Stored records

— Start —

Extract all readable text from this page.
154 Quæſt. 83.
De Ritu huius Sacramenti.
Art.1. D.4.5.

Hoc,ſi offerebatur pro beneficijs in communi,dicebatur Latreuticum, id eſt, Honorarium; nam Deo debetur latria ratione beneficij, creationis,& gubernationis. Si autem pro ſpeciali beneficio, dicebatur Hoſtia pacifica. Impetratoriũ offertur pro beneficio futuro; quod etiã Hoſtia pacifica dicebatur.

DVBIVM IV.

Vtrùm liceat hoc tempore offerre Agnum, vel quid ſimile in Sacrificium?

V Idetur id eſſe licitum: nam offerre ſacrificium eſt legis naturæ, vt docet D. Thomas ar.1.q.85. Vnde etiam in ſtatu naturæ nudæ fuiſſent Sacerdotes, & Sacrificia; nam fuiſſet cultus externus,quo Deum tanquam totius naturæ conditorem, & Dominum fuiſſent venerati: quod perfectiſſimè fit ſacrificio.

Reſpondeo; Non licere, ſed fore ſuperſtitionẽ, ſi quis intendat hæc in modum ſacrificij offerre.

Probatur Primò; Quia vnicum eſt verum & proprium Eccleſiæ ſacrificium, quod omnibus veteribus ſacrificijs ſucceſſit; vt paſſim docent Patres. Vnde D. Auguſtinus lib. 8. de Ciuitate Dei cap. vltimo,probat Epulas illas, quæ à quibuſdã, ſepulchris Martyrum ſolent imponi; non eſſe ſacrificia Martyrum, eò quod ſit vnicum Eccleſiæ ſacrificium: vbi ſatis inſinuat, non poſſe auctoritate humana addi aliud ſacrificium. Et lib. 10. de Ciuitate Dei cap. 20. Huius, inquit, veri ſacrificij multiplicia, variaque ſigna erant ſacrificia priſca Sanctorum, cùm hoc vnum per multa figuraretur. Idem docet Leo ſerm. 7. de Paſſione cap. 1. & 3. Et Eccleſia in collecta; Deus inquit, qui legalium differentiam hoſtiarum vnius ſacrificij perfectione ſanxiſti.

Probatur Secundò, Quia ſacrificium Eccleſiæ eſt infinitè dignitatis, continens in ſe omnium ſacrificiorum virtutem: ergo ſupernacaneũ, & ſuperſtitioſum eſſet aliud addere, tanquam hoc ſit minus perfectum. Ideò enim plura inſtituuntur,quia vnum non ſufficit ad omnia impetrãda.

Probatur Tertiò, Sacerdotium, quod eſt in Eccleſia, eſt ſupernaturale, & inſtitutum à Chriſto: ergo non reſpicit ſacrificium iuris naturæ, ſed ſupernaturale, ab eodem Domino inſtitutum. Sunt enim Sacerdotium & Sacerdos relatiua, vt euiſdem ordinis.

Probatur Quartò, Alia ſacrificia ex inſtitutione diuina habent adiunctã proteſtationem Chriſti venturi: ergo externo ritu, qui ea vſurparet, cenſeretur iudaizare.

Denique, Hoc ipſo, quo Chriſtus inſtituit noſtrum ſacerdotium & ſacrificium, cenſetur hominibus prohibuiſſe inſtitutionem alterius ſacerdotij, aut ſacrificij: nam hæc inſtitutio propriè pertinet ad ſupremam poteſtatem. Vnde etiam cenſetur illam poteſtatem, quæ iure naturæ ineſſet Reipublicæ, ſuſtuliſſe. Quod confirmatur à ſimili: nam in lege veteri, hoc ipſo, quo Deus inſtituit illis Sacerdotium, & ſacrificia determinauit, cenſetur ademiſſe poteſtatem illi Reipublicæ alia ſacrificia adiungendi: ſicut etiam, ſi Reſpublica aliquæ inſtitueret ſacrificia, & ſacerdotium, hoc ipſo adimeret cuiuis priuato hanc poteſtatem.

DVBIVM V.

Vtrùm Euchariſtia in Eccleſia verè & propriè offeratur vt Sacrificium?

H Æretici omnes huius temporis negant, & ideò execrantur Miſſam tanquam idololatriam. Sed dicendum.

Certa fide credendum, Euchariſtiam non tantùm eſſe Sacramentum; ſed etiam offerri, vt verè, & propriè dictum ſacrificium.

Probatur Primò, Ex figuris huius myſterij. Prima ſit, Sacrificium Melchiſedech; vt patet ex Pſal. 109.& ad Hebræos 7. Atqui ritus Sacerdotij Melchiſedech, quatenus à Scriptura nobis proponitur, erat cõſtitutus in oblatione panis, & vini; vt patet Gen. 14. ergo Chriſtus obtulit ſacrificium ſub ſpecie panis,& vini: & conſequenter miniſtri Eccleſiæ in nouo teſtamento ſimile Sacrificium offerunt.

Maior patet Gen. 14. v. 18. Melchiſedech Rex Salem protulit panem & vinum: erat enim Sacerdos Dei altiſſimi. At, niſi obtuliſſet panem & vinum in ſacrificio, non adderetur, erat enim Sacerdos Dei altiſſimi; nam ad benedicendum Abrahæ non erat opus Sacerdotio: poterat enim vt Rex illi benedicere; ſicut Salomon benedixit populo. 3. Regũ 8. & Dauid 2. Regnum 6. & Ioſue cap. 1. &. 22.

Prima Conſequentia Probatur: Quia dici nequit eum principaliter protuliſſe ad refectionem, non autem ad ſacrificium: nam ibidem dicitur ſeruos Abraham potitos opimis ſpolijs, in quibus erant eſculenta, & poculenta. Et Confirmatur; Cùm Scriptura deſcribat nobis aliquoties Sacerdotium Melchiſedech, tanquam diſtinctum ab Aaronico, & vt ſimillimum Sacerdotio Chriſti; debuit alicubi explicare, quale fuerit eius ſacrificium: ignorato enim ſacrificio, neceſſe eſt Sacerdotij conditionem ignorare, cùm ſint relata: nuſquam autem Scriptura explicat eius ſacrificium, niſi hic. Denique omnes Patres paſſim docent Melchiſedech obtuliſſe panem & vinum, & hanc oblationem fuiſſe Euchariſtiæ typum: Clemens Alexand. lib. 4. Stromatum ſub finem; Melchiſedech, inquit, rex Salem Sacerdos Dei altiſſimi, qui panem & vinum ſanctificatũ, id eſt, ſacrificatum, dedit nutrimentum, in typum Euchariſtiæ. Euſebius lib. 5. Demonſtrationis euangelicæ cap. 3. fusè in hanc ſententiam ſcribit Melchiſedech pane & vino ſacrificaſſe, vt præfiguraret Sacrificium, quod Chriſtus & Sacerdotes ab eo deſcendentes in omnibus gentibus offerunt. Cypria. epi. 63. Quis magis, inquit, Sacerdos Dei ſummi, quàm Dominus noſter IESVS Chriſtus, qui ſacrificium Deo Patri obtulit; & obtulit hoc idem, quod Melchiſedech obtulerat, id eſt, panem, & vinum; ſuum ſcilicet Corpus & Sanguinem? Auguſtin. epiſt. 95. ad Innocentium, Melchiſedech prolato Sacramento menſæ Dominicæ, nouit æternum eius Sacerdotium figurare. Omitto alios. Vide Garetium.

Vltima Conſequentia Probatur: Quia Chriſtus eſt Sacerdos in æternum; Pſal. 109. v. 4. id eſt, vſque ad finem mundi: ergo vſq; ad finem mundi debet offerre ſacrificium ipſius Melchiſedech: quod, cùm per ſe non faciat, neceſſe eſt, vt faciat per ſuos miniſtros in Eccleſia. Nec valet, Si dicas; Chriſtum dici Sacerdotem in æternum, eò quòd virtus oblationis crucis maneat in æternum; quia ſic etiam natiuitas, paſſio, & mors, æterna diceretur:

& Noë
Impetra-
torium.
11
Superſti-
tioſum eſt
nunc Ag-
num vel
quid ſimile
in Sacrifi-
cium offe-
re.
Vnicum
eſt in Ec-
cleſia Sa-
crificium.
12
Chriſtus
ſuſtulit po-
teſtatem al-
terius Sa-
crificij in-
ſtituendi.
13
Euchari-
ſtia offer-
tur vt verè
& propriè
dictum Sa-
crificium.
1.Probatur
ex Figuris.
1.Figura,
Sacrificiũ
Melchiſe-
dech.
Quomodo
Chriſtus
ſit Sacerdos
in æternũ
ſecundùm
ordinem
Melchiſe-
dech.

— End —

• **WHAT THE TASK ASKS**: Each line holding "Patres" must be found and copied.

• **RESPONSE TO THE TASK**:
Probatur Primò; Quia vnicum eſt verum & proprium Eccleſiæ ſacrificium, quod omnibus veteribus ſacrificijs ſucceſſit; vt paſſim docent Patres. Vnde D. Auguſtinus lib. 8. de Ciuitate Dei cap. vltimo,probat Epulas illas, quæ à quibuſdã, ſepulchris Martyrum ſolent imponi; non eſſe ſacrificia Martyrum, eò quod ſit vnicum Eccleſiæ ſacrificium: vbi ſatis inſinuat, non poſſe auctoritate humana addi aliud ſacrificium. Et lib. 10. de Ciuitate Dei cap. 20. Huius, inquit, veri ſacrificij multiplicia, variaque ſigna erant ſacrificia priſca Sanctorum, cùm hoc vnum per multa figuraretur. Idem docet Leo ſerm. 7. de Paſſione cap. 1. & 3. Et Eccleſia in collecta; Deus inquit, qui legalium differentiam hoſtiarum vnius ſacrificij perfectione ſanxiſti.
Prima Conſequentia Probatur: Quia dici nequit eum principaliter protuliſſe ad refectionem, non autem ad ſacrificium: nam ibidem dicitur ſeruos Abraham potitos opimis ſpolijs, in quibus erant eſculenta, & poculenta. Et Confirmatur; Cùm Scriptura deſcribat nobis aliquoties Sacerdotium Melchiſedech, tanquam diſtinctum ab Aaronico, & vt ſimillimum Sacerdotio Chriſti; debuit alicubi explicare, quale fuerit eius ſacrificium: ignorato enim ſacrificio, neceſſe eſt Sacerdotij conditionem ignorare, cùm ſint relata: nuſquam autem Scriptura explicat eius ſacrificium, niſi hic. Denique omnes Patres paſſim docent Melchiſedech obtuliſſe panem & vinum, & hanc oblationem fuiſſe Euchariſtiæ typum: Clemens Alexand. lib. 4. Stromatum ſub finem; Melchiſedech, inquit, rex Salem Sacerdos Dei altiſſimi, qui panem & vinum ſanctificatũ, id eſt, ſacrificatum, dedit nutrimentum, in typum Euchariſtiæ. Euſebius lib. 5. Demonſtrationis euangelicæ cap. 3. fusè in hanc ſententiam ſcribit Melchiſedech pane & vino ſacrificaſſe, vt præfiguraret Sacrificium, quod Chriſtus & Sacerdotes ab eo deſcendentes in omnibus gentibus offerunt. Cypria. epi. 63. Quis magis, inquit, Sacerdos Dei ſummi, quàm Dominus noſter IESVS Chriſtus, qui ſacrificium Deo Patri obtulit; & obtulit hoc idem, quod Melchiſedech obtulerat, id eſt, panem, & vinum; ſuum ſcilicet Corpus & Sanguinem? Auguſtin. epiſt. 95. ad Innocentium, Melchiſedech prolato Sacramento menſæ Dominicæ, nouit æternum eius Sacerdotium figurare. Omitto alios. Vide Garetium.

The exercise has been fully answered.